Gather up all lines that carry the word "ConfidentIgnorantAirGuitarNinjaGrumpy".

— BEGIN Record set —

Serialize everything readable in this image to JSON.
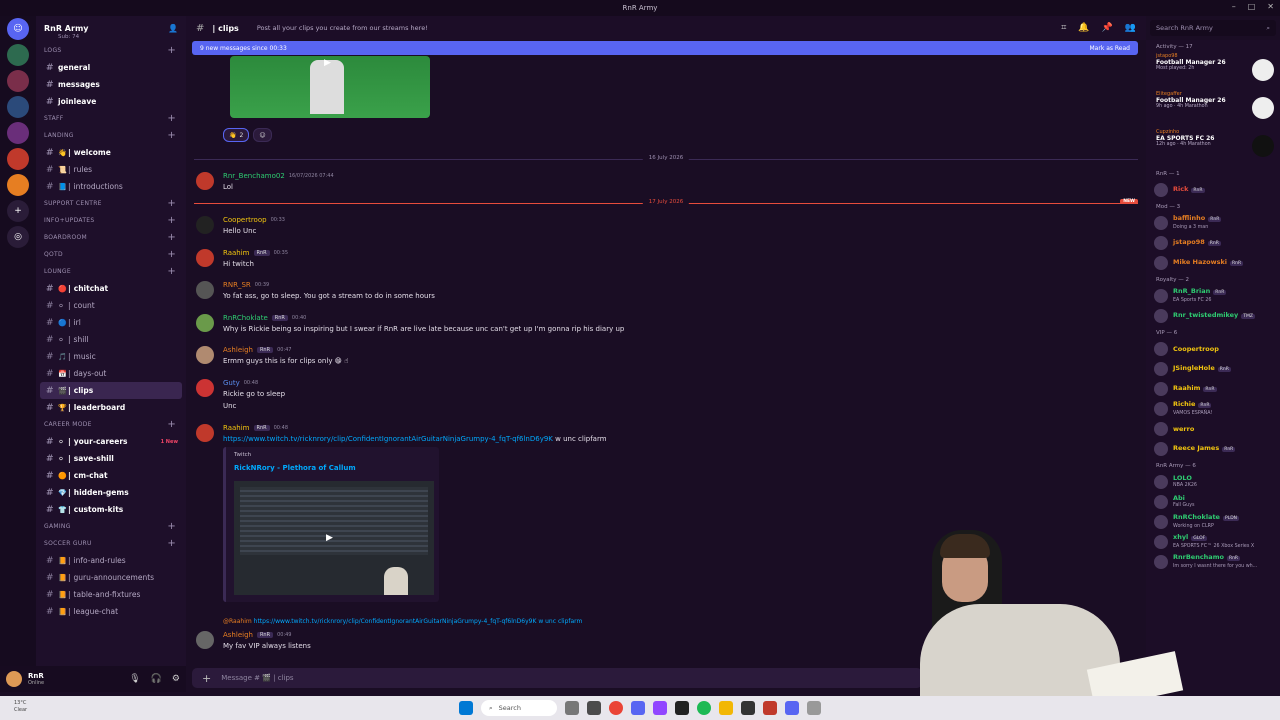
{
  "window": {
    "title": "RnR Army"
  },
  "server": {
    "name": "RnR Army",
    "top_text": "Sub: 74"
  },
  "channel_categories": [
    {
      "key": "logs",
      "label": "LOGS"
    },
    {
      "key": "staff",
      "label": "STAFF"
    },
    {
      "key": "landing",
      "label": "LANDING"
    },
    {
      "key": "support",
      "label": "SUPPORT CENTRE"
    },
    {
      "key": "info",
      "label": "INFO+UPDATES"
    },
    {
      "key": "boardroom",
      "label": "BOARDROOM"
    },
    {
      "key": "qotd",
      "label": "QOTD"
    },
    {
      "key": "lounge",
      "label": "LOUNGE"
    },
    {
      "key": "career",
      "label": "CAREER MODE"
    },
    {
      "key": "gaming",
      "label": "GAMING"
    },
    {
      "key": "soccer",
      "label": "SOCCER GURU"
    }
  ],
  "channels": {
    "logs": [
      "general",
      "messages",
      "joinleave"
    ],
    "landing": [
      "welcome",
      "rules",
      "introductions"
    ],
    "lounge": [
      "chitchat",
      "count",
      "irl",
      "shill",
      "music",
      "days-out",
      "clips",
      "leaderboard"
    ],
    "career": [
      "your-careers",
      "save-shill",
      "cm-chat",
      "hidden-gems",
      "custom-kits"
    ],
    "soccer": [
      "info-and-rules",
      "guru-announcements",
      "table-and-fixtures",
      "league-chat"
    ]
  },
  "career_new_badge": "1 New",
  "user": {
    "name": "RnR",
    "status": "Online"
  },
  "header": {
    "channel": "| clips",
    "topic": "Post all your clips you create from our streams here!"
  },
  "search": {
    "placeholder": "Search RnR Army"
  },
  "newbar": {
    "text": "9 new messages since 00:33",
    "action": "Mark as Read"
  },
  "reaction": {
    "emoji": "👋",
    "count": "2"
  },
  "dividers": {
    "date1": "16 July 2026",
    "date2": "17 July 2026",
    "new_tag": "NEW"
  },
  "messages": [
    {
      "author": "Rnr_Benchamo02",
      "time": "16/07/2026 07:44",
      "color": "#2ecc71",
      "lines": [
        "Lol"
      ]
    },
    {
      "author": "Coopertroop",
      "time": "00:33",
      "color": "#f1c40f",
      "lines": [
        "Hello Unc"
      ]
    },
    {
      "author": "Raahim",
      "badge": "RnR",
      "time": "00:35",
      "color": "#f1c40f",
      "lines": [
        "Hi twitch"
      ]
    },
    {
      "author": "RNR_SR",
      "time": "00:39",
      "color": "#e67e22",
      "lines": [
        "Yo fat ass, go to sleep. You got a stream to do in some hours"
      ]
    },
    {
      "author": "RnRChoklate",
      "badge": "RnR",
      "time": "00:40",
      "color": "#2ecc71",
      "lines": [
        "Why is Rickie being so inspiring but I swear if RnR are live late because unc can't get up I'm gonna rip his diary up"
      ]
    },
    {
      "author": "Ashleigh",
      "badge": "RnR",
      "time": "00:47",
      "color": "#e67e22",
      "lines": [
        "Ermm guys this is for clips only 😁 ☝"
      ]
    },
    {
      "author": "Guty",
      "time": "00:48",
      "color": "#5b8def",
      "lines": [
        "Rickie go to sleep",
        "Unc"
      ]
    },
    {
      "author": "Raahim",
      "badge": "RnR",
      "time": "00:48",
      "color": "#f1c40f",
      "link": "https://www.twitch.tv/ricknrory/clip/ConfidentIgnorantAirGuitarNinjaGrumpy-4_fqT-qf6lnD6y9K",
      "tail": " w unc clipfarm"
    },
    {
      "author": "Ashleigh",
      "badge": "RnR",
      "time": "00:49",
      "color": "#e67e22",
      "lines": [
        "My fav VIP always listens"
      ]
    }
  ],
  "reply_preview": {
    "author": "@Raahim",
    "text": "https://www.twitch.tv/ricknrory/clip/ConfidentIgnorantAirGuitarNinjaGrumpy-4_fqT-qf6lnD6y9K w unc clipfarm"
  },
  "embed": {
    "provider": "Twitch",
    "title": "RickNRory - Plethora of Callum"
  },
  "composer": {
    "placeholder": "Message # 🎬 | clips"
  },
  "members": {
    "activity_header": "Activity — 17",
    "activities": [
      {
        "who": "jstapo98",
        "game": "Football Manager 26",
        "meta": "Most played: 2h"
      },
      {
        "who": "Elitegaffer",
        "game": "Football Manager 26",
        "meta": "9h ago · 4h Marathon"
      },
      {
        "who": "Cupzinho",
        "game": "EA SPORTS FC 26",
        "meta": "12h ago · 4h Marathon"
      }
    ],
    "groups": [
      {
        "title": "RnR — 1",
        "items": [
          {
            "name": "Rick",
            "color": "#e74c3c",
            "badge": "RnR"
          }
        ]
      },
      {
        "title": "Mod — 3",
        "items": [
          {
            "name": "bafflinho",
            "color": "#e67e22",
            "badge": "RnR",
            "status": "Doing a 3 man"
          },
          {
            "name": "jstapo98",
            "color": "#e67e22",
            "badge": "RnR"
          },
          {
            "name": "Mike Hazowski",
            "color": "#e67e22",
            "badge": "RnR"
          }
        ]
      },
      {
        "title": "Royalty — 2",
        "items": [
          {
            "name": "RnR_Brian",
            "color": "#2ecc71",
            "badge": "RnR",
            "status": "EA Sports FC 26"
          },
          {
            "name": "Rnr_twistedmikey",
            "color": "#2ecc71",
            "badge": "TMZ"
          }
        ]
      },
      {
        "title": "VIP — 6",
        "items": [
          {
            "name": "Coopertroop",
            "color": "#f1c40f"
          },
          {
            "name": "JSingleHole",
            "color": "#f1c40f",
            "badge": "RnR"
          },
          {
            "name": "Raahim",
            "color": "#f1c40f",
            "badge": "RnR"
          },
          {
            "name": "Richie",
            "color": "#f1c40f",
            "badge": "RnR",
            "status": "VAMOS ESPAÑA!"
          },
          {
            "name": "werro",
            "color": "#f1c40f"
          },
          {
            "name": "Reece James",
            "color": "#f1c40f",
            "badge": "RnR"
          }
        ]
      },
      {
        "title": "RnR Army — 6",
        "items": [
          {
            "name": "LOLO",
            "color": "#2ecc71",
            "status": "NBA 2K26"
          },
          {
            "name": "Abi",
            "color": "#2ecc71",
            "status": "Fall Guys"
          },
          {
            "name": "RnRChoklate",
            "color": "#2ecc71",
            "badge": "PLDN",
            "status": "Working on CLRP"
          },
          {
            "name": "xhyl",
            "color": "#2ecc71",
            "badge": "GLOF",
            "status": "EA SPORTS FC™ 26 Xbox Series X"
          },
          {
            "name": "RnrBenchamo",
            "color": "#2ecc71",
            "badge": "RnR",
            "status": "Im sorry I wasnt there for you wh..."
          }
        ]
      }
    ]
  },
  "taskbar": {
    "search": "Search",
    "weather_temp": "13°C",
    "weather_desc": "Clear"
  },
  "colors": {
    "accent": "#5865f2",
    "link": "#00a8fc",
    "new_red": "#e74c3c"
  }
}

— END Record set —

#### [Exercise answer]
      "link": "https://www.twitch.tv/ricknrory/clip/ConfidentIgnorantAirGuitarNinjaGrumpy-4_fqT-qf6lnD6y9K",
    "text": "https://www.twitch.tv/ricknrory/clip/ConfidentIgnorantAirGuitarNinjaGrumpy-4_fqT-qf6lnD6y9K w unc clipfarm"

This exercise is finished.